** begin Data shown **

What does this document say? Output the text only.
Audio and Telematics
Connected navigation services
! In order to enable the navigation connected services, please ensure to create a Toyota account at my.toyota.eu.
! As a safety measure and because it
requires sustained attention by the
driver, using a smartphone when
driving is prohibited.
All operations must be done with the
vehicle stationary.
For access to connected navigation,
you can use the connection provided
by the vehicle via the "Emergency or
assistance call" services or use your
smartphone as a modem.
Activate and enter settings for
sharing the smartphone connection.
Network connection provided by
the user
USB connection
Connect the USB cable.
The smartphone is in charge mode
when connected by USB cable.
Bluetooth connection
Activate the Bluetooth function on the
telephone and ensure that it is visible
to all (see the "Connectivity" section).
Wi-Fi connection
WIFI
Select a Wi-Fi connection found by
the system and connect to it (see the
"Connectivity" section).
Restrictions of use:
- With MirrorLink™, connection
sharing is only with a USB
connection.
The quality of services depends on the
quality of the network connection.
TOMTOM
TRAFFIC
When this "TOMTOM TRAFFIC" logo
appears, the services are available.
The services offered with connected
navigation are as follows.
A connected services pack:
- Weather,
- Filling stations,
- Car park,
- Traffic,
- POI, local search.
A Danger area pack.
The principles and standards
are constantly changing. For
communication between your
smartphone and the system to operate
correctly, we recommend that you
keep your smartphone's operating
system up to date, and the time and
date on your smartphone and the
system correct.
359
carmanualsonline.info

** end Data shown **

What you have to do: Read the entries above, then pull out the lines that include "Connectivity".

Written solution:
to all (see the "Connectivity" section).
"Connectivity" section).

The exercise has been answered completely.